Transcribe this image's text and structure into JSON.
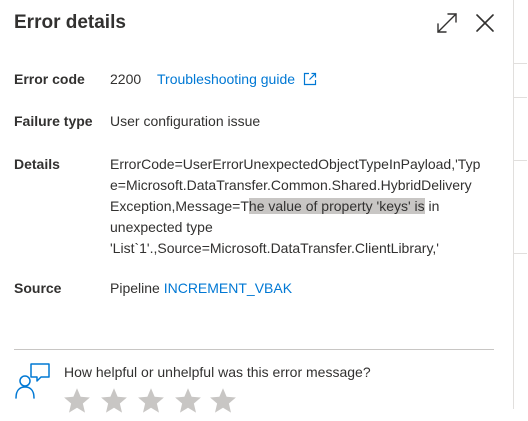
{
  "panel": {
    "title": "Error details",
    "expand_icon": "expand-icon",
    "close_icon": "close-icon"
  },
  "error_code": {
    "label": "Error code",
    "value": "2200",
    "troubleshooting_link": "Troubleshooting guide",
    "link_icon": "open-in-new-icon"
  },
  "failure_type": {
    "label": "Failure type",
    "value": "User configuration issue"
  },
  "details": {
    "label": "Details",
    "line1": "ErrorCode=UserErrorUnexpectedObjectTypeInPayload,'Typ",
    "line2": "e=Microsoft.DataTransfer.Common.Shared.HybridDelivery",
    "line3_before": "Exception,Message=T",
    "line3_highlight": "he value of property 'keys' is",
    "line3_after": " in",
    "line4": "unexpected type",
    "line5": "'List`1'.,Source=Microsoft.DataTransfer.ClientLibrary,'"
  },
  "source": {
    "label": "Source",
    "prefix": "Pipeline ",
    "pipeline_link": "INCREMENT_VBAK"
  },
  "feedback": {
    "icon": "feedback-person-icon",
    "question": "How helpful or unhelpful was this error message?",
    "star_icon": "star-icon",
    "star_count": 5,
    "rating": 0
  },
  "colors": {
    "link": "#0078d4",
    "text": "#323130",
    "highlight": "#c8c6c4",
    "star": "#c8c6c4"
  }
}
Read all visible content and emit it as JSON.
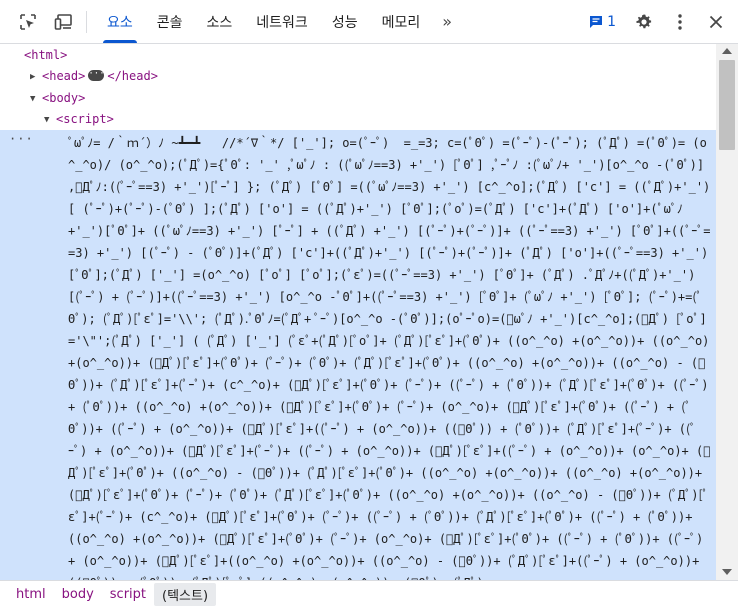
{
  "toolbar": {
    "tabs": [
      {
        "label": "요소",
        "active": true
      },
      {
        "label": "콘솔",
        "active": false
      },
      {
        "label": "소스",
        "active": false
      },
      {
        "label": "네트워크",
        "active": false
      },
      {
        "label": "성능",
        "active": false
      },
      {
        "label": "메모리",
        "active": false
      }
    ],
    "more_tabs": "»",
    "issues_count": "1",
    "icons": [
      "inspect-element-icon",
      "device-toolbar-icon",
      "chevron-double-right-icon",
      "issues-chat-icon",
      "settings-gear-icon",
      "kebab-menu-icon",
      "close-icon"
    ],
    "accent_color": "#0b57d0"
  },
  "tree": {
    "html_open": "<html>",
    "head_open": "<head>",
    "head_close": "</head>",
    "body_open": "<body>",
    "script_open": "<script>",
    "gutter": "···",
    "script_text": "ﾟωﾟﾉ= /｀ｍ´）ﾉ ~┻━┻   //*´∇｀*/ ['_']; o=(ﾟｰﾟ)  =_=3; c=(ﾟΘﾟ) =(ﾟｰﾟ)-(ﾟｰﾟ); (ﾟДﾟ) =(ﾟΘﾟ)= (o^_^o)/ (o^_^o);(ﾟДﾟ)={ﾟΘﾟ: '_' ,ﾟωﾟﾉ : ((ﾟωﾟﾉ==3) +'_') [ﾟΘﾟ] ,ﾟｰﾟﾉ :(ﾟωﾟﾉ+ '_')[o^_^o -(ﾟΘﾟ)] ,ﾟДﾟﾉ:((ﾟｰﾟ==3) +'_')[ﾟｰﾟ] }; (ﾟДﾟ) [ﾟΘﾟ] =((ﾟωﾟﾉ==3) +'_') [c^_^o];(ﾟДﾟ) ['c'] = ((ﾟДﾟ)+'_') [ (ﾟｰﾟ)+(ﾟｰﾟ)-(ﾟΘﾟ) ];(ﾟДﾟ) ['o'] = ((ﾟДﾟ)+'_') [ﾟΘﾟ];(ﾟoﾟ)=(ﾟДﾟ) ['c']+(ﾟДﾟ) ['o']+(ﾟωﾟﾉ +'_')[ﾟΘﾟ]+ ((ﾟωﾟﾉ==3) +'_') [ﾟｰﾟ] + ((ﾟДﾟ) +'_') [(ﾟｰﾟ)+(ﾟｰﾟ)]+ ((ﾟｰﾟ==3) +'_') [ﾟΘﾟ]+((ﾟｰﾟ==3) +'_') [(ﾟｰﾟ) - (ﾟΘﾟ)]+(ﾟДﾟ) ['c']+((ﾟДﾟ)+'_') [(ﾟｰﾟ)+(ﾟｰﾟ)]+ (ﾟДﾟ) ['o']+((ﾟｰﾟ==3) +'_') [ﾟΘﾟ];(ﾟДﾟ) ['_'] =(o^_^o) [ﾟoﾟ] [ﾟoﾟ];(ﾟεﾟ)=((ﾟｰﾟ==3) +'_') [ﾟΘﾟ]+ (ﾟДﾟ) .ﾟДﾟﾉ+((ﾟДﾟ)+'_') [(ﾟｰﾟ) + (ﾟｰﾟ)]+((ﾟｰﾟ==3) +'_') [o^_^o -ﾟΘﾟ]+((ﾟｰﾟ==3) +'_') [ﾟΘﾟ]+ (ﾟωﾟﾉ +'_') [ﾟΘﾟ]; (ﾟｰﾟ)+=(ﾟΘﾟ); (ﾟДﾟ)[ﾟεﾟ]='\\\\'; (ﾟДﾟ).ﾟΘﾟﾉ=(ﾟДﾟ+ ﾟｰﾟ)[o^_^o -(ﾟΘﾟ)];(oﾟｰﾟo)=(ﾟωﾟﾉ +'_')[c^_^o];(ﾟДﾟ) [ﾟoﾟ]='\\\"';(ﾟДﾟ) ['_'] ( (ﾟДﾟ) ['_'] (ﾟεﾟ+(ﾟДﾟ)[ﾟoﾟ]+ (ﾟДﾟ)[ﾟεﾟ]+(ﾟΘﾟ)+ ((o^_^o) +(o^_^o))+ ((o^_^o) +(o^_^o))+ (ﾟДﾟ)[ﾟεﾟ]+(ﾟΘﾟ)+ (ﾟｰﾟ)+ (ﾟΘﾟ)+ (ﾟДﾟ)[ﾟεﾟ]+(ﾟΘﾟ)+ ((o^_^o) +(o^_^o))+ ((o^_^o) - (ﾟΘﾟ))+ (ﾟДﾟ)[ﾟεﾟ]+(ﾟｰﾟ)+ (c^_^o)+ (ﾟДﾟ)[ﾟεﾟ]+(ﾟΘﾟ)+ (ﾟｰﾟ)+ ((ﾟｰﾟ) + (ﾟΘﾟ))+ (ﾟДﾟ)[ﾟεﾟ]+(ﾟΘﾟ)+ ((ﾟｰﾟ) + (ﾟΘﾟ))+ ((o^_^o) +(o^_^o))+ (ﾟДﾟ)[ﾟεﾟ]+(ﾟΘﾟ)+ (ﾟｰﾟ)+ (o^_^o)+ (ﾟДﾟ)[ﾟεﾟ]+(ﾟΘﾟ)+ ((ﾟｰﾟ) + (ﾟΘﾟ))+ ((ﾟｰﾟ) + (o^_^o))+ (ﾟДﾟ)[ﾟεﾟ]+((ﾟｰﾟ) + (o^_^o))+ ((ﾟΘﾟ)) + (ﾟΘﾟ))+ (ﾟДﾟ)[ﾟεﾟ]+(ﾟｰﾟ)+ ((ﾟｰﾟ) + (o^_^o))+ (ﾟДﾟ)[ﾟεﾟ]+(ﾟｰﾟ)+ ((ﾟｰﾟ) + (o^_^o))+ (ﾟДﾟ)[ﾟεﾟ]+((ﾟｰﾟ) + (o^_^o))+ (o^_^o)+ (ﾟДﾟ)[ﾟεﾟ]+(ﾟΘﾟ)+ ((o^_^o) - (ﾟΘﾟ))+ (ﾟДﾟ)[ﾟεﾟ]+(ﾟΘﾟ)+ ((o^_^o) +(o^_^o))+ ((o^_^o) +(o^_^o))+ (ﾟДﾟ)[ﾟεﾟ]+(ﾟΘﾟ)+ (ﾟｰﾟ)+ (ﾟΘﾟ)+ (ﾟДﾟ)[ﾟεﾟ]+(ﾟΘﾟ)+ ((o^_^o) +(o^_^o))+ ((o^_^o) - (ﾟΘﾟ))+ (ﾟДﾟ)[ﾟεﾟ]+(ﾟｰﾟ)+ (c^_^o)+ (ﾟДﾟ)[ﾟεﾟ]+(ﾟΘﾟ)+ (ﾟｰﾟ)+ ((ﾟｰﾟ) + (ﾟΘﾟ))+ (ﾟДﾟ)[ﾟεﾟ]+(ﾟΘﾟ)+ ((ﾟｰﾟ) + (ﾟΘﾟ))+ ((o^_^o) +(o^_^o))+ (ﾟДﾟ)[ﾟεﾟ]+(ﾟΘﾟ)+ (ﾟｰﾟ)+ (o^_^o)+ (ﾟДﾟ)[ﾟεﾟ]+(ﾟΘﾟ)+ ((ﾟｰﾟ) + (ﾟΘﾟ))+ ((ﾟｰﾟ) + (o^_^o))+ (ﾟДﾟ)[ﾟεﾟ]+((o^_^o) +(o^_^o))+ ((o^_^o) - (ﾟΘﾟ))+ (ﾟДﾟ)[ﾟεﾟ]+((ﾟｰﾟ) + (o^_^o))+ ((ﾟΘﾟ)) + (ﾟΘﾟ))+ (ﾟДﾟ)[ﾟεﾟ]+((o^_^o) +(o^_^o))+ (ﾟΘﾟ)+ (ﾟДﾟ)"
  },
  "breadcrumbs": [
    "html",
    "body",
    "script",
    "(텍스트)"
  ]
}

JOB
State the count of lines above containing the string "DataTransfer", and add nothing to it.

REPLY TO THE TASK
2